> _Your goal_: What lines of the data hold the string "jobs"? Pull each one out.

>> begin Input data

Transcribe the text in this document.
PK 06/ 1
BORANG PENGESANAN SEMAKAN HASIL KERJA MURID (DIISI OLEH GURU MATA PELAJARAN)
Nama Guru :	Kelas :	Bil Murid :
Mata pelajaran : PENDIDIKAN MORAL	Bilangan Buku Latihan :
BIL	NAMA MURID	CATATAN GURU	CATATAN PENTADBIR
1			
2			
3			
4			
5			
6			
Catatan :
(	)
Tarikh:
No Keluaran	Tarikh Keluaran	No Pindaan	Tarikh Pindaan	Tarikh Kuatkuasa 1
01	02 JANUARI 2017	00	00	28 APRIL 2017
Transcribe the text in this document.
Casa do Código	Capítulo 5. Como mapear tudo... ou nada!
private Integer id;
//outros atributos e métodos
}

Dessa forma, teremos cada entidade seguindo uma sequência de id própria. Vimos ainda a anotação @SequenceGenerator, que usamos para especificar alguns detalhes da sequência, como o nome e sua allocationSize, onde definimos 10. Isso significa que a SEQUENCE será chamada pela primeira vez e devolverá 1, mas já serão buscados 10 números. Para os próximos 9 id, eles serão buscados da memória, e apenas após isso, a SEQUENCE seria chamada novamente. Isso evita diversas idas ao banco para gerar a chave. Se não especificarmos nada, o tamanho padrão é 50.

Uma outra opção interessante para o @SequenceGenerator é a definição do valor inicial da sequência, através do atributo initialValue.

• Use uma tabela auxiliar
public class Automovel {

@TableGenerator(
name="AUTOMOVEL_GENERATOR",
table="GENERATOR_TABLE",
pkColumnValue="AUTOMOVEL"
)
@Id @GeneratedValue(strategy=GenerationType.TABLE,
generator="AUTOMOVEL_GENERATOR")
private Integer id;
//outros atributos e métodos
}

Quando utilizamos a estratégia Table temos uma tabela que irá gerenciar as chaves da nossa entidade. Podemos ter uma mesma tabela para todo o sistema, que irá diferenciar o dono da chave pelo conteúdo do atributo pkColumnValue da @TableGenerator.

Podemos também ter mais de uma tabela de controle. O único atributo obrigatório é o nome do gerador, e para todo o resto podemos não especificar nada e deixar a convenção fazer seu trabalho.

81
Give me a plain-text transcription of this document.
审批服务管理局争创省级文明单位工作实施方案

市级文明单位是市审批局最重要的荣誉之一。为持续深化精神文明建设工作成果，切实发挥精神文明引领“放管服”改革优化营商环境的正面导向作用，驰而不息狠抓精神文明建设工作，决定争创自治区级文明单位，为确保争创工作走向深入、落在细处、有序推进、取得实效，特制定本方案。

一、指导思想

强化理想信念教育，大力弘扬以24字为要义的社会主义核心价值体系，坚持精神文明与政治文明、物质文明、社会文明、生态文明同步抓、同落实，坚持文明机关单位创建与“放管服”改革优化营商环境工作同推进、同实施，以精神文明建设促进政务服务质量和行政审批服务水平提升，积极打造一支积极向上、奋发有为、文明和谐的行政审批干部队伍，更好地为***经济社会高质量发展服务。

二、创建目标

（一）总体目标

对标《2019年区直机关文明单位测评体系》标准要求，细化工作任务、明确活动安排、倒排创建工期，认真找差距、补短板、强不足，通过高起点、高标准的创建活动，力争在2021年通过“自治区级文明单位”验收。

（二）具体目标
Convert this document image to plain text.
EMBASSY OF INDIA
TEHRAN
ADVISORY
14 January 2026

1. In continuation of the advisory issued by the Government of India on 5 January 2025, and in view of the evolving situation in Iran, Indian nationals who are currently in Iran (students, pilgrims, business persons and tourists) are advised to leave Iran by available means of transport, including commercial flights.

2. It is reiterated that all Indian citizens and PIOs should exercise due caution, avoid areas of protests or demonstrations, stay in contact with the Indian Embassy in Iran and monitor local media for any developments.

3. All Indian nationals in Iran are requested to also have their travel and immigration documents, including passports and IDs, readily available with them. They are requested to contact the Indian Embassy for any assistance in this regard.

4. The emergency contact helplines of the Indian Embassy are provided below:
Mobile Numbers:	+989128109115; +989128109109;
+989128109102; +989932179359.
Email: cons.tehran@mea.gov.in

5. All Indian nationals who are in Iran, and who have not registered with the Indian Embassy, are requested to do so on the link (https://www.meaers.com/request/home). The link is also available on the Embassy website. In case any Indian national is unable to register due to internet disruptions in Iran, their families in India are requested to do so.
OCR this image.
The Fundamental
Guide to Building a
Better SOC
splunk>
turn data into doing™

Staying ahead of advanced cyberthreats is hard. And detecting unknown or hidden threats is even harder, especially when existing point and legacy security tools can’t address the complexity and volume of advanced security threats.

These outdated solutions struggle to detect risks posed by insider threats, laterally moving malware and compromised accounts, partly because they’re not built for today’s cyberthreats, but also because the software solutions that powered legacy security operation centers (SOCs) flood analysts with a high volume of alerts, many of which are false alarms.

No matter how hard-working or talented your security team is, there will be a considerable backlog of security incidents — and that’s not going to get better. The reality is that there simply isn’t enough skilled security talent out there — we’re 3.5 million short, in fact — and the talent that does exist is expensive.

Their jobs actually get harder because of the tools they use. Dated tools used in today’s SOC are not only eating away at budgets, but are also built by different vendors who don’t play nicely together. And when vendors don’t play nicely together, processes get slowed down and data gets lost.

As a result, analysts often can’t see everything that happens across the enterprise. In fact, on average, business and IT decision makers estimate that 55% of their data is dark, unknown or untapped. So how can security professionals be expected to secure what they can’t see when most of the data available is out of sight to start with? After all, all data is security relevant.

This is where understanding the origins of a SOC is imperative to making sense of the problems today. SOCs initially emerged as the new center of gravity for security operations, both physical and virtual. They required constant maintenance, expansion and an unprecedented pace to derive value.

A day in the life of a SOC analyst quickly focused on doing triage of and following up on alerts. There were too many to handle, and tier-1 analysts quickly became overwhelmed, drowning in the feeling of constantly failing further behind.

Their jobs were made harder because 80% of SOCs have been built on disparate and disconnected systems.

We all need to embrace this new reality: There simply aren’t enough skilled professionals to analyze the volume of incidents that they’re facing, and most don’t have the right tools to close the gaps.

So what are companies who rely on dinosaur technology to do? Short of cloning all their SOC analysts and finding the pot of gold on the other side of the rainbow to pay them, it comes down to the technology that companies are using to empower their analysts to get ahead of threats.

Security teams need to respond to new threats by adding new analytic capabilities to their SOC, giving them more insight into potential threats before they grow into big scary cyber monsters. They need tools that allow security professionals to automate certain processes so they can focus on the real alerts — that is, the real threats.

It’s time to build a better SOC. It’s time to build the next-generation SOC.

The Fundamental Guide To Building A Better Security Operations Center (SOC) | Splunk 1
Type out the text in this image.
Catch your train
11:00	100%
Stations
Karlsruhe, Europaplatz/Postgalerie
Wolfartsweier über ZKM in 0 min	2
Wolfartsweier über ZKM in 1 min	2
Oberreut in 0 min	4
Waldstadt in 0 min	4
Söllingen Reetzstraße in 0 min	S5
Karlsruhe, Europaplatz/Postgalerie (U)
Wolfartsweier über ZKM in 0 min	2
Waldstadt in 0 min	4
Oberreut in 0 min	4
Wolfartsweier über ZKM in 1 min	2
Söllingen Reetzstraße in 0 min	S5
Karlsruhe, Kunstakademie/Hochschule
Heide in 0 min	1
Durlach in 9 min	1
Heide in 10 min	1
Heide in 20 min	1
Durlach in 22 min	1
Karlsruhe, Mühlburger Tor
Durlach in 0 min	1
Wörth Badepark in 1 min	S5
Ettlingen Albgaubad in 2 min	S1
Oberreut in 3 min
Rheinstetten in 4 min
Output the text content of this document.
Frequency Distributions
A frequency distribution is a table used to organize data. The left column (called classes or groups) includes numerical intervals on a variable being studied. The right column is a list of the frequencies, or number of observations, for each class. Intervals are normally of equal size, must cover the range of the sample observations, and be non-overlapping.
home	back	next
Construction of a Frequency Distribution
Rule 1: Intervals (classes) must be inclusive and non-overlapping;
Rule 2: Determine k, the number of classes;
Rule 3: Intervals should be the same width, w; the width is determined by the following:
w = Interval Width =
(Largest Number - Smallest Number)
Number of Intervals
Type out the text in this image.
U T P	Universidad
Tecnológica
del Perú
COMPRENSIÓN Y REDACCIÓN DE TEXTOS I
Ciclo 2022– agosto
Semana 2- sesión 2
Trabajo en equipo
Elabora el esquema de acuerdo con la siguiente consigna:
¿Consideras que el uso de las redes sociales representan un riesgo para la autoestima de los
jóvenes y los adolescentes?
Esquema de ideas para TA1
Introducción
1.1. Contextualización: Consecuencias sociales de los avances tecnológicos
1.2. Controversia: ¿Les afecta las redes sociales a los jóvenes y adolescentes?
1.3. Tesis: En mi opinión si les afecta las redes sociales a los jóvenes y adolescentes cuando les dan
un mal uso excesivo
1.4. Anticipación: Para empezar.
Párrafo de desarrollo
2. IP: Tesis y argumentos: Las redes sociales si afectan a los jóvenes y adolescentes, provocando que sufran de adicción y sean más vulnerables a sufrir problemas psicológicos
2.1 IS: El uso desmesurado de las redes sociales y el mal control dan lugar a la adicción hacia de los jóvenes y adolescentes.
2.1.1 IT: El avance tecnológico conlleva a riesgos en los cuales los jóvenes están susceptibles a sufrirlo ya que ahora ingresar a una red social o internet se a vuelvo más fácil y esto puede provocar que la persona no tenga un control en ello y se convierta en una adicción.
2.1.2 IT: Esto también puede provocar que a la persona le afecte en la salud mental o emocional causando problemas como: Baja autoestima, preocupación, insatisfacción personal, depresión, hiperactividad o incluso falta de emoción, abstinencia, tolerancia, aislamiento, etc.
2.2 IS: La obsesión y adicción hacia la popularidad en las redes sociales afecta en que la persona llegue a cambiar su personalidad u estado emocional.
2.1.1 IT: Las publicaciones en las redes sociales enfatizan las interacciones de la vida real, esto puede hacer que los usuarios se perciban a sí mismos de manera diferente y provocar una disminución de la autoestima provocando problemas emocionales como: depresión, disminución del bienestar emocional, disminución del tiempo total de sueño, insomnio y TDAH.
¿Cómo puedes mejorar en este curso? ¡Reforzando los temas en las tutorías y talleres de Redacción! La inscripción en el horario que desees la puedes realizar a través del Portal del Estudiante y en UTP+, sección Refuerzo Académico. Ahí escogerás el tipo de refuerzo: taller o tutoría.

>> end Input data

> _Exercise answer_:
Their jobs actually get harder because of the tools they use. Dated tools used in today’s SOC are not only eating away at budgets, but are also built by different vendors who don’t play nicely together. And when vendors don’t play nicely together, processes get slowed down and data gets lost.
Their jobs were made harder because 80% of SOCs have been built on disparate and disconnected systems.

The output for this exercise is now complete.